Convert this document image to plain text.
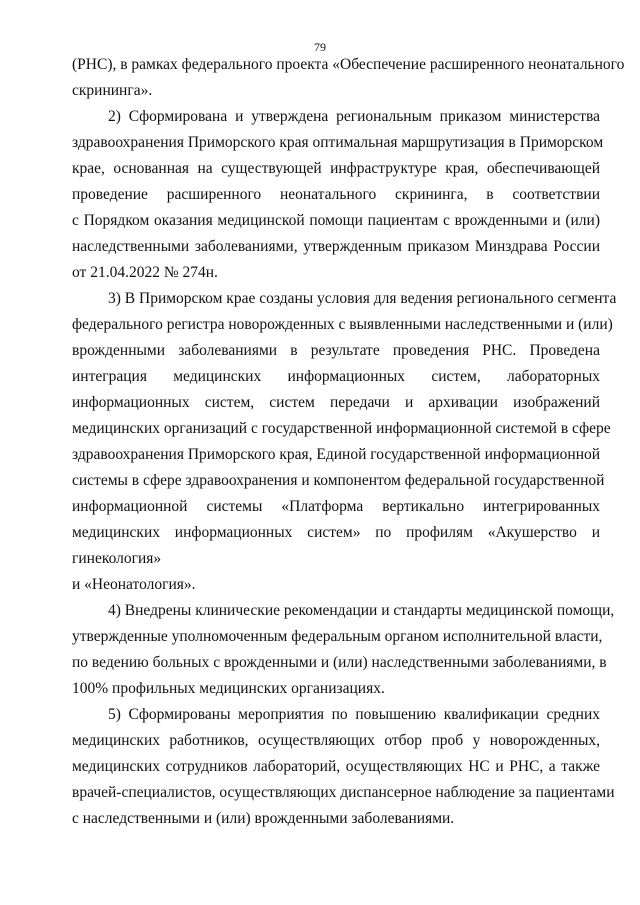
79
(РНС), в рамках федерального проекта «Обеспечение расширенного неонатального
скрининга».
2) Сформирована и утверждена региональным приказом министерства
здравоохранения Приморского края оптимальная маршрутизация в Приморском
крае, основанная на существующей инфраструктуре края, обеспечивающей
проведение расширенного неонатального скрининга, в соответствии
с Порядком оказания медицинской помощи пациентам с врожденными и (или)
наследственными заболеваниями, утвержденным приказом Минздрава России
от 21.04.2022 № 274н.
3) В Приморском крае созданы условия для ведения регионального сегмента
федерального регистра новорожденных с выявленными наследственными и (или)
врожденными заболеваниями в результате проведения РНС. Проведена
интеграция медицинских информационных систем, лабораторных
информационных систем, систем передачи и архивации изображений
медицинских организаций с государственной информационной системой в сфере
здравоохранения Приморского края, Единой государственной информационной
системы в сфере здравоохранения и компонентом федеральной государственной
информационной системы «Платформа вертикально интегрированных
медицинских информационных систем» по профилям «Акушерство и
гинекология»
и «Неонатология».
4) Внедрены клинические рекомендации и стандарты медицинской помощи,
утвержденные уполномоченным федеральным органом исполнительной власти,
по ведению больных с врожденными и (или) наследственными заболеваниями, в
100% профильных медицинских организациях.
5) Сформированы мероприятия по повышению квалификации средних
медицинских работников, осуществляющих отбор проб у новорожденных,
медицинских сотрудников лабораторий, осуществляющих НС и РНС, а также
врачей-специалистов, осуществляющих диспансерное наблюдение за пациентами
с наследственными и (или) врожденными заболеваниями.
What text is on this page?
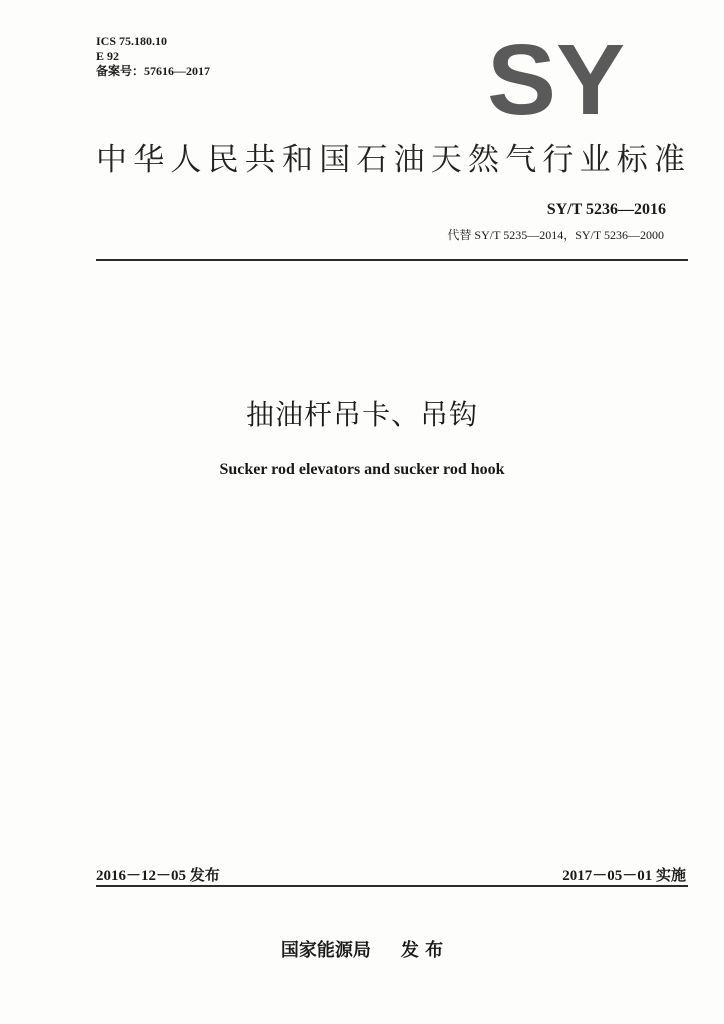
ICS 75.180.10
E 92
备案号：57616—2017	SY
中华人民共和国石油天然气行业标准
SY/T 5236—2016
代替 SY/T 5235—2014，SY/T 5236—2000
抽油杆吊卡、吊钩
Sucker rod elevators and sucker rod hook
2016－12－05 发布	2017－05－01 实施
国家能源局 发 布
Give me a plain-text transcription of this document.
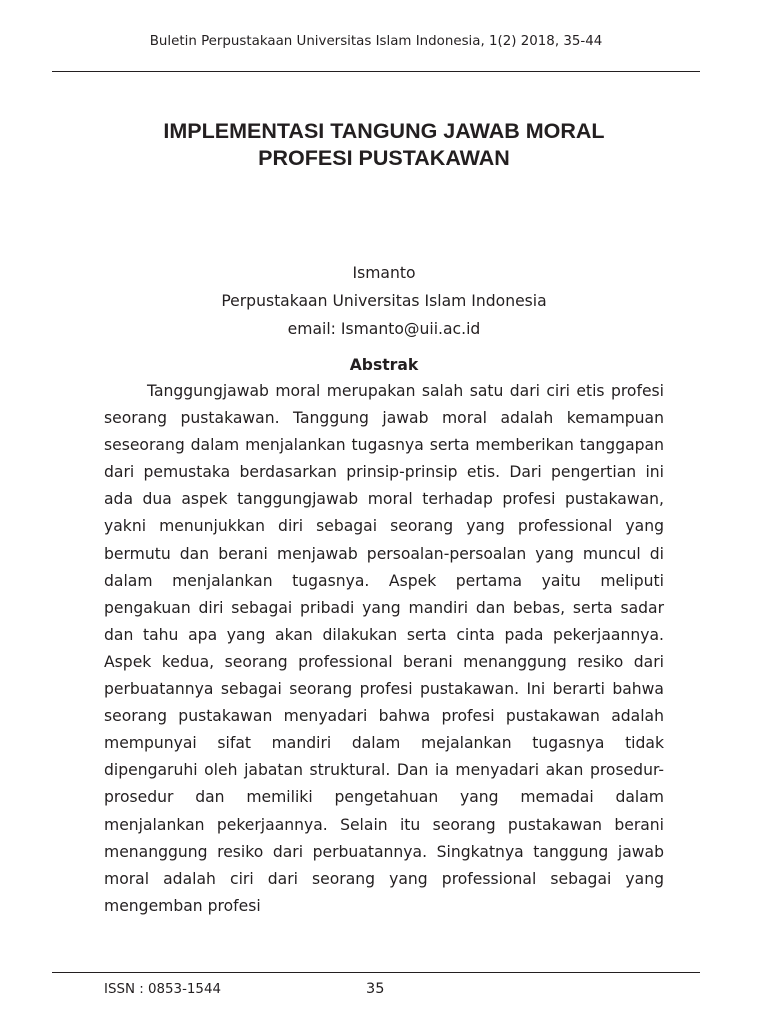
Buletin Perpustakaan Universitas Islam Indonesia, 1(2) 2018, 35-44
IMPLEMENTASI TANGUNG JAWAB MORAL
PROFESI PUSTAKAWAN
Ismanto
Perpustakaan Universitas Islam Indonesia
email: Ismanto@uii.ac.id
Abstrak

Tanggungjawab moral merupakan salah satu dari ciri etis profesi seorang pustakawan. Tanggung jawab moral adalah kemampuan seseorang dalam menjalankan tugasnya serta memberikan tanggapan dari pemustaka berdasarkan prinsip-prinsip etis. Dari pengertian ini ada dua aspek tanggungjawab moral terhadap profesi pustakawan, yakni menunjukkan diri sebagai seorang yang professional yang bermutu dan berani menjawab persoalan-persoalan yang muncul di dalam menjalankan tugasnya. Aspek pertama yaitu meliputi pengakuan diri sebagai pribadi yang mandiri dan bebas, serta sadar dan tahu apa yang akan dilakukan serta cinta pada pekerjaannya. Aspek kedua, seorang professional berani menanggung resiko dari perbuatannya sebagai seorang profesi pustakawan. Ini berarti bahwa seorang pustakawan menyadari bahwa profesi pustakawan adalah mempunyai sifat mandiri dalam mejalankan tugasnya tidak dipengaruhi oleh jabatan struktural. Dan ia menyadari akan prosedur-prosedur dan memiliki pengetahuan yang memadai dalam menjalankan pekerjaannya. Selain itu seorang pustakawan berani menanggung resiko dari perbuatannya. Singkatnya tanggung jawab moral adalah ciri dari seorang yang professional sebagai yang mengemban profesi

ISSN : 0853-1544	35
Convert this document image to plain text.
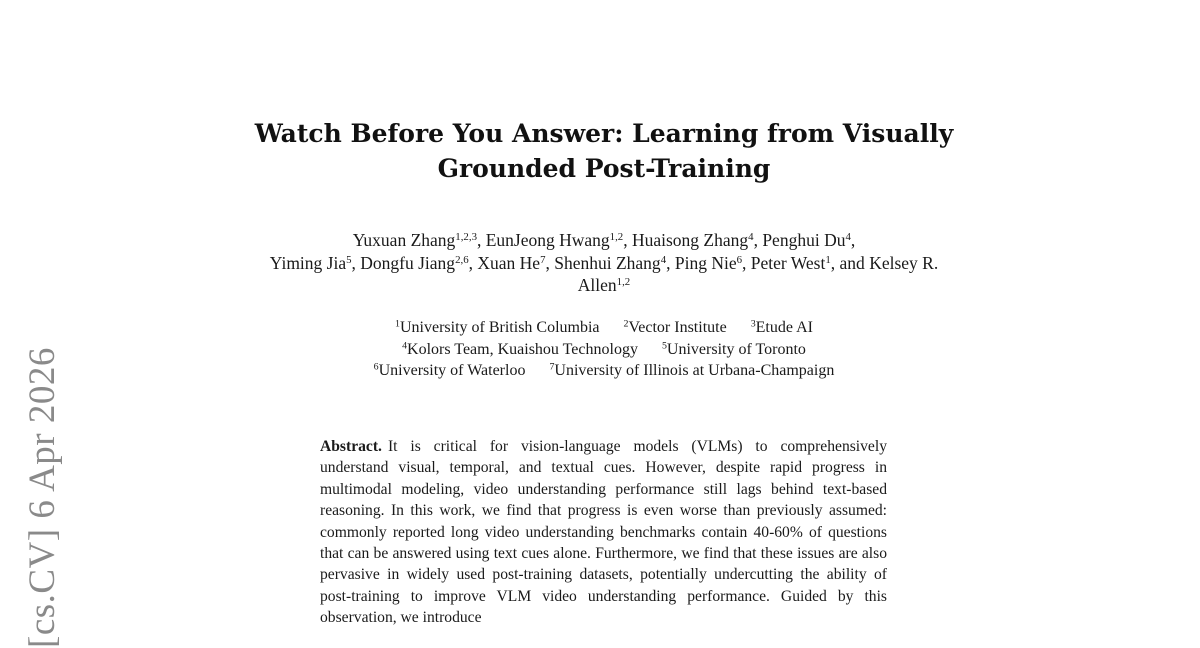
[cs.CV] 6 Apr 2026
Watch Before You Answer: Learning from Visually Grounded Post-Training
Yuxuan Zhang$^{1,2,3}$, EunJeong Hwang$^{1,2}$, Huaisong Zhang$^4$, Penghui Du$^4$,
Yiming Jia$^5$, Dongfu Jiang$^{2,6}$, Xuan He$^7$, Shenhui Zhang$^4$, Ping Nie$^6$, Peter West$^1$, and Kelsey R. Allen$^{1,2}$
$^1$University of British Columbia $^2$Vector Institute $^3$Etude AI
$^4$Kolors Team, Kuaishou Technology $^5$University of Toronto
$^6$University of Waterloo $^7$University of Illinois at Urbana-Champaign
Abstract. It is critical for vision-language models (VLMs) to comprehensively understand visual, temporal, and textual cues. However, despite rapid progress in multimodal modeling, video understanding performance still lags behind text-based reasoning. In this work, we find that progress is even worse than previously assumed: commonly reported long video understanding benchmarks contain 40-60% of questions that can be answered using text cues alone. Furthermore, we find that these issues are also pervasive in widely used post-training datasets, potentially undercutting the ability of post-training to improve VLM video understanding performance. Guided by this observation, we introduce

Objective:
Copy out all the data without changing anything, and drop the pictures.

Task output:
Convert this document image to plain text.
79
(РНС), в рамках федерального проекта «Обеспечение расширенного неонатального
скрининга».
2) Сформирована и утверждена региональным приказом министерства
здравоохранения Приморского края оптимальная маршрутизация в Приморском
крае, основанная на существующей инфраструктуре края, обеспечивающей
проведение расширенного неонатального скрининга, в соответствии
с Порядком оказания медицинской помощи пациентам с врожденными и (или)
наследственными заболеваниями, утвержденным приказом Минздрава России
от 21.04.2022 № 274н.
3) В Приморском крае созданы условия для ведения регионального сегмента
федерального регистра новорожденных с выявленными наследственными и (или)
врожденными заболеваниями в результате проведения РНС. Проведена
интеграция медицинских информационных систем, лабораторных
информационных систем, систем передачи и архивации изображений
медицинских организаций с государственной информационной системой в сфере
здравоохранения Приморского края, Единой государственной информационной
системы в сфере здравоохранения и компонентом федеральной государственной
информационной системы «Платформа вертикально интегрированных
медицинских информационных систем» по профилям «Акушерство и
гинекология»
и «Неонатология».
4) Внедрены клинические рекомендации и стандарты медицинской помощи,
утвержденные уполномоченным федеральным органом исполнительной власти,
по ведению больных с врожденными и (или) наследственными заболеваниями, в
100% профильных медицинских организациях.
5) Сформированы мероприятия по повышению квалификации средних
медицинских работников, осуществляющих отбор проб у новорожденных,
медицинских сотрудников лабораторий, осуществляющих НС и РНС, а также
врачей-специалистов, осуществляющих диспансерное наблюдение за пациентами
с наследственными и (или) врожденными заболеваниями.
What text is on this page?
ICS 75.180.10
E 92
备案号：57616—2017	SY
中华人民共和国石油天然气行业标准
SY/T 5236—2016
代替 SY/T 5235—2014，SY/T 5236—2000
抽油杆吊卡、吊钩
Sucker rod elevators and sucker rod hook
2016－12－05 发布	2017－05－01 实施
国家能源局 发 布
Give me a plain-text transcription of this document.
Buletin Perpustakaan Universitas Islam Indonesia, 1(2) 2018, 35-44
IMPLEMENTASI TANGUNG JAWAB MORAL
PROFESI PUSTAKAWAN
Ismanto
Perpustakaan Universitas Islam Indonesia
email: Ismanto@uii.ac.id
Abstrak

Tanggungjawab moral merupakan salah satu dari ciri etis profesi seorang pustakawan. Tanggung jawab moral adalah kemampuan seseorang dalam menjalankan tugasnya serta memberikan tanggapan dari pemustaka berdasarkan prinsip-prinsip etis. Dari pengertian ini ada dua aspek tanggungjawab moral terhadap profesi pustakawan, yakni menunjukkan diri sebagai seorang yang professional yang bermutu dan berani menjawab persoalan-persoalan yang muncul di dalam menjalankan tugasnya. Aspek pertama yaitu meliputi pengakuan diri sebagai pribadi yang mandiri dan bebas, serta sadar dan tahu apa yang akan dilakukan serta cinta pada pekerjaannya. Aspek kedua, seorang professional berani menanggung resiko dari perbuatannya sebagai seorang profesi pustakawan. Ini berarti bahwa seorang pustakawan menyadari bahwa profesi pustakawan adalah mempunyai sifat mandiri dalam mejalankan tugasnya tidak dipengaruhi oleh jabatan struktural. Dan ia menyadari akan prosedur-prosedur dan memiliki pengetahuan yang memadai dalam menjalankan pekerjaannya. Selain itu seorang pustakawan berani menanggung resiko dari perbuatannya. Singkatnya tanggung jawab moral adalah ciri dari seorang yang professional sebagai yang mengemban profesi

ISSN : 0853-1544	35
Convert this document image to plain text.
[cs.CV] 6 Apr 2026
Watch Before You Answer: Learning from Visually Grounded Post-Training
Yuxuan Zhang$^{1,2,3}$, EunJeong Hwang$^{1,2}$, Huaisong Zhang$^4$, Penghui Du$^4$,
Yiming Jia$^5$, Dongfu Jiang$^{2,6}$, Xuan He$^7$, Shenhui Zhang$^4$, Ping Nie$^6$, Peter West$^1$, and Kelsey R. Allen$^{1,2}$
$^1$University of British Columbia $^2$Vector Institute $^3$Etude AI
$^4$Kolors Team, Kuaishou Technology $^5$University of Toronto
$^6$University of Waterloo $^7$University of Illinois at Urbana-Champaign
Abstract. It is critical for vision-language models (VLMs) to comprehensively understand visual, temporal, and textual cues. However, despite rapid progress in multimodal modeling, video understanding performance still lags behind text-based reasoning. In this work, we find that progress is even worse than previously assumed: commonly reported long video understanding benchmarks contain 40-60% of questions that can be answered using text cues alone. Furthermore, we find that these issues are also pervasive in widely used post-training datasets, potentially undercutting the ability of post-training to improve VLM video understanding performance. Guided by this observation, we introduce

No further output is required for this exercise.